# PROVIDED RECORDS start
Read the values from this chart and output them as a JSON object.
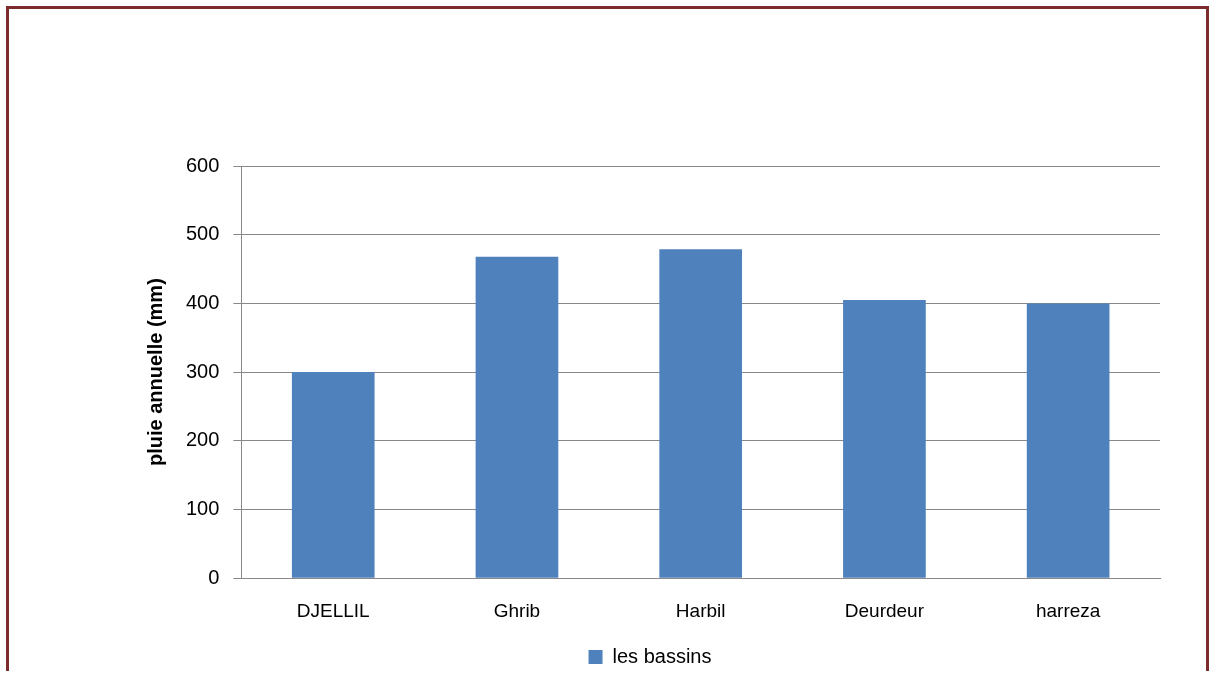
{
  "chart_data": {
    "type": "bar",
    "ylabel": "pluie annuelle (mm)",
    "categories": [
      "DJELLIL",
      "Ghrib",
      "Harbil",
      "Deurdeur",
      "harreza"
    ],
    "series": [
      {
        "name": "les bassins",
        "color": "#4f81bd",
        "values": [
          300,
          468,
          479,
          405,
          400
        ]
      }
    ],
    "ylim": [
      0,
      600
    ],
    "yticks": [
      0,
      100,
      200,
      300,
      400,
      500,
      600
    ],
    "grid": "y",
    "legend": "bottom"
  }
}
# PROVIDED RECORDS end
WHAT YOU NEED TO DO:
Make an exact copy of all the material, but keep the pictures out of it.

REPLY:
Read the values from this chart and output them as a JSON object.
{
  "chart_data": {
    "type": "bar",
    "ylabel": "pluie annuelle (mm)",
    "categories": [
      "DJELLIL",
      "Ghrib",
      "Harbil",
      "Deurdeur",
      "harreza"
    ],
    "series": [
      {
        "name": "les bassins",
        "color": "#4f81bd",
        "values": [
          300,
          468,
          479,
          405,
          400
        ]
      }
    ],
    "ylim": [
      0,
      600
    ],
    "yticks": [
      0,
      100,
      200,
      300,
      400,
      500,
      600
    ],
    "grid": "y",
    "legend": "bottom"
  }
}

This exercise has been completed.